— begin —

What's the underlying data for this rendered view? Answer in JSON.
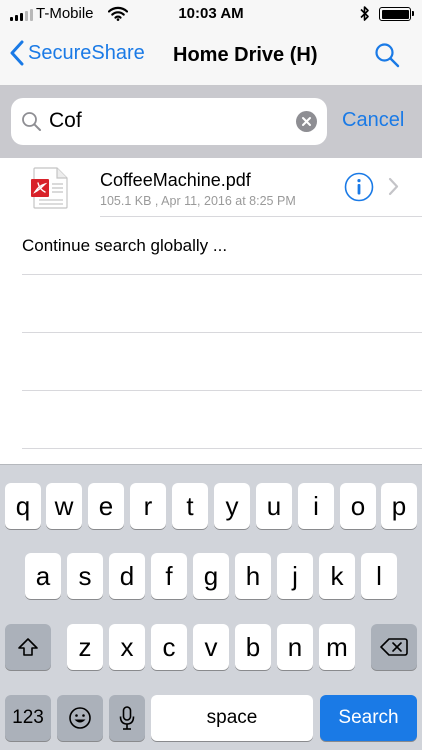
{
  "status_bar": {
    "carrier": "T-Mobile",
    "time": "10:03 AM",
    "signal_bars": 5,
    "signal_bars_active": 3
  },
  "nav": {
    "back_label": "SecureShare",
    "title": "Home Drive (H)"
  },
  "search": {
    "value": "Cof",
    "cancel_label": "Cancel"
  },
  "results": [
    {
      "name": "CoffeeMachine.pdf",
      "meta": "105.1 KB , Apr 11, 2016 at 8:25 PM"
    }
  ],
  "global_search_label": "Continue search globally ...",
  "keyboard": {
    "row1": [
      "q",
      "w",
      "e",
      "r",
      "t",
      "y",
      "u",
      "i",
      "o",
      "p"
    ],
    "row2": [
      "a",
      "s",
      "d",
      "f",
      "g",
      "h",
      "j",
      "k",
      "l"
    ],
    "row3": [
      "z",
      "x",
      "c",
      "v",
      "b",
      "n",
      "m"
    ],
    "numbers_label": "123",
    "space_label": "space",
    "search_label": "Search"
  },
  "colors": {
    "accent": "#1a7ae6",
    "pdf_red": "#d8222a",
    "keyboard_bg": "#d1d4da"
  },
  "icons": [
    "signal-icon",
    "wifi-icon",
    "bluetooth-icon",
    "battery-icon",
    "back-chevron-icon",
    "search-icon",
    "clear-icon",
    "pdf-file-icon",
    "info-icon",
    "chevron-right-icon",
    "shift-icon",
    "delete-icon",
    "emoji-icon",
    "microphone-icon"
  ]
}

— end —

WRITTEN REQUEST:
Repeat the material above word for word and skip every image in it.

RESULT OF THIS TASK:
What's the underlying data for this rendered view? Answer in JSON.
{
  "status_bar": {
    "carrier": "T-Mobile",
    "time": "10:03 AM",
    "signal_bars": 5,
    "signal_bars_active": 3
  },
  "nav": {
    "back_label": "SecureShare",
    "title": "Home Drive (H)"
  },
  "search": {
    "value": "Cof",
    "cancel_label": "Cancel"
  },
  "results": [
    {
      "name": "CoffeeMachine.pdf",
      "meta": "105.1 KB , Apr 11, 2016 at 8:25 PM"
    }
  ],
  "global_search_label": "Continue search globally ...",
  "keyboard": {
    "row1": [
      "q",
      "w",
      "e",
      "r",
      "t",
      "y",
      "u",
      "i",
      "o",
      "p"
    ],
    "row2": [
      "a",
      "s",
      "d",
      "f",
      "g",
      "h",
      "j",
      "k",
      "l"
    ],
    "row3": [
      "z",
      "x",
      "c",
      "v",
      "b",
      "n",
      "m"
    ],
    "numbers_label": "123",
    "space_label": "space",
    "search_label": "Search"
  },
  "colors": {
    "accent": "#1a7ae6",
    "pdf_red": "#d8222a",
    "keyboard_bg": "#d1d4da"
  },
  "icons": [
    "signal-icon",
    "wifi-icon",
    "bluetooth-icon",
    "battery-icon",
    "back-chevron-icon",
    "search-icon",
    "clear-icon",
    "pdf-file-icon",
    "info-icon",
    "chevron-right-icon",
    "shift-icon",
    "delete-icon",
    "emoji-icon",
    "microphone-icon"
  ]
}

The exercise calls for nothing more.